Work to be completed: Select, from the data, each line where "Ambulatory" occurs.

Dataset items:
● ● ● ● ● ● ●

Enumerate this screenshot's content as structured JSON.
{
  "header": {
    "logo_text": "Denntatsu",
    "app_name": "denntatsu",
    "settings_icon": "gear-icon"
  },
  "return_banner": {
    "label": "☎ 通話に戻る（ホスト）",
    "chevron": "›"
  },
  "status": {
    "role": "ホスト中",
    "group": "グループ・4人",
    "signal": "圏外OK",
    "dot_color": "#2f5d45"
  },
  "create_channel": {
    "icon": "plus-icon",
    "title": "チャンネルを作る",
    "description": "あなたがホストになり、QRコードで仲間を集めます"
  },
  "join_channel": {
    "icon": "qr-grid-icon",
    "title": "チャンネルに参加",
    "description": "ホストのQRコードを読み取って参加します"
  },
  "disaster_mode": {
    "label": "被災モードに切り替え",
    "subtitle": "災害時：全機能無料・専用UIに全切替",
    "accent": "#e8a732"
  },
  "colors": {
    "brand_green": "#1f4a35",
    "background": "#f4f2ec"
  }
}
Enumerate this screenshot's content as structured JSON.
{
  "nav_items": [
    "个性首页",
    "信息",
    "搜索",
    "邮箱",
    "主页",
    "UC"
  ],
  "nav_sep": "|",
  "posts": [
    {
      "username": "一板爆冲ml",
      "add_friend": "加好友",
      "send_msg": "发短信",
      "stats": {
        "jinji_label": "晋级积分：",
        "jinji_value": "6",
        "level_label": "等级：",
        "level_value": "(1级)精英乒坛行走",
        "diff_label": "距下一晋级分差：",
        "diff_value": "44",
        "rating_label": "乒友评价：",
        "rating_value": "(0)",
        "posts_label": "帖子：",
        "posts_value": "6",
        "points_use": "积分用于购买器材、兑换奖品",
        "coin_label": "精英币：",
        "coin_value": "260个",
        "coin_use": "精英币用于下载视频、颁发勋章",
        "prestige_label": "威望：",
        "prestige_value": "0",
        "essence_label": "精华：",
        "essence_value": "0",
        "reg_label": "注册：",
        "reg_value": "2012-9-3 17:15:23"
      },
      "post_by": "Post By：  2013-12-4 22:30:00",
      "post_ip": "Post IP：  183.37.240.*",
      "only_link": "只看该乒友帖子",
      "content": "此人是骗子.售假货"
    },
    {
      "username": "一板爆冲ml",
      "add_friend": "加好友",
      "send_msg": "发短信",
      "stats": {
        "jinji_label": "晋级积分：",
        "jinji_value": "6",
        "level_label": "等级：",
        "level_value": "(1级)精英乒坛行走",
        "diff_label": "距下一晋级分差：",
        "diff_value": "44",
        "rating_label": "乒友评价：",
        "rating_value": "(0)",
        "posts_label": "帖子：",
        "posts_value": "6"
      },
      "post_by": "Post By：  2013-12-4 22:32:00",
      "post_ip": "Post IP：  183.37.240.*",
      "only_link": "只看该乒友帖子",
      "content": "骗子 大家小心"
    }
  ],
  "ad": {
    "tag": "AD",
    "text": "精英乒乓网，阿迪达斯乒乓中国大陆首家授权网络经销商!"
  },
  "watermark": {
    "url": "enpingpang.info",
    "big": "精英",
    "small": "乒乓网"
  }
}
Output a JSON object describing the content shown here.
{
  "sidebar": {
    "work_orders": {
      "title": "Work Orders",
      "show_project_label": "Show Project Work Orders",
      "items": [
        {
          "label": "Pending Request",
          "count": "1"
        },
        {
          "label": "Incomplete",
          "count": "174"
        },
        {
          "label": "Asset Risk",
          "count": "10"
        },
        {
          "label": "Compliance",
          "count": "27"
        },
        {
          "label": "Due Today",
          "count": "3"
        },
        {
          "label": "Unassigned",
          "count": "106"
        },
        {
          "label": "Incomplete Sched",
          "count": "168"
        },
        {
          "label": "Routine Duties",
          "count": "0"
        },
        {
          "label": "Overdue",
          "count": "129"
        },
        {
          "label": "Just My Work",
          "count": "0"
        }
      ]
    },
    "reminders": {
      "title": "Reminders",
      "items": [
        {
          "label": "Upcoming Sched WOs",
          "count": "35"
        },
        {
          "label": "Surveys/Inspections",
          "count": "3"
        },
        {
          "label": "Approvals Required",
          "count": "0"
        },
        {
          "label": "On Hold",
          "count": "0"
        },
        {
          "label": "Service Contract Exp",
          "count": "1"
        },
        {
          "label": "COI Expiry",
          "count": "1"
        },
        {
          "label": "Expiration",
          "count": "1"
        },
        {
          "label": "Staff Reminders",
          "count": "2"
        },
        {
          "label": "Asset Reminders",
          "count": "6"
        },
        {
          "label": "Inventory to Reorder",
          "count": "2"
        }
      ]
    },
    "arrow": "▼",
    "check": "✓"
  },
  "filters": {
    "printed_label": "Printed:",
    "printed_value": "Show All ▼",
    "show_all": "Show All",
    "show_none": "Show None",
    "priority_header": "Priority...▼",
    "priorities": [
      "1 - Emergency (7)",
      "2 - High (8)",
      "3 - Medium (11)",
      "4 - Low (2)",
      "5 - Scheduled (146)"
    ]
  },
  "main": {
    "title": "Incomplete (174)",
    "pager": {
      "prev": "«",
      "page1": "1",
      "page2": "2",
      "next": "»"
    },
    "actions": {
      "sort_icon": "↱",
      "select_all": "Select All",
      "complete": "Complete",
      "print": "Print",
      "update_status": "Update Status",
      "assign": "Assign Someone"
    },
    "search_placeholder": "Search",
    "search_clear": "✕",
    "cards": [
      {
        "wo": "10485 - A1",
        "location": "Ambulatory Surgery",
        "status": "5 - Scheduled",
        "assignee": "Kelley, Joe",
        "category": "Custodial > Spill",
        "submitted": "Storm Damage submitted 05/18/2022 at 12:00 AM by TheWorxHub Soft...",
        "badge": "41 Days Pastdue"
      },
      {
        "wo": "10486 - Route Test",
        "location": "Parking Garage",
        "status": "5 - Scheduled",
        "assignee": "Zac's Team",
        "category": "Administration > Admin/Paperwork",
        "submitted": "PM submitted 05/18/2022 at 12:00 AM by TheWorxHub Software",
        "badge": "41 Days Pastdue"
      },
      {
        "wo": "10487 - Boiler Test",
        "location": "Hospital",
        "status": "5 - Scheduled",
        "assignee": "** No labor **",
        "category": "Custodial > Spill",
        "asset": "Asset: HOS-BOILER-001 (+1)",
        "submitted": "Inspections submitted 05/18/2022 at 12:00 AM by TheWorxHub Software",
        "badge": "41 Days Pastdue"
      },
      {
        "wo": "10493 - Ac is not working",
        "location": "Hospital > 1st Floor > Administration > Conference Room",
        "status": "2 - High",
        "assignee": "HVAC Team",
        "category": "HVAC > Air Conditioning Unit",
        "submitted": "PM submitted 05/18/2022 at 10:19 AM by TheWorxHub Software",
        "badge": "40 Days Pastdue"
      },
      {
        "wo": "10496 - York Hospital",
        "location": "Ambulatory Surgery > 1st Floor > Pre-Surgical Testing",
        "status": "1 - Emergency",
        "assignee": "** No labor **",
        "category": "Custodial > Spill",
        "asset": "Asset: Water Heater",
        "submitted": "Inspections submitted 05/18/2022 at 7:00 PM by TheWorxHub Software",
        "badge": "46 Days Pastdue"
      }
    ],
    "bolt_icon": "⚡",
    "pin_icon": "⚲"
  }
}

● ● ● ● ● ● ●

Solution to the problem:
        "location": "Ambulatory Surgery",
        "location": "Ambulatory Surgery > 1st Floor > Pre-Surgical Testing",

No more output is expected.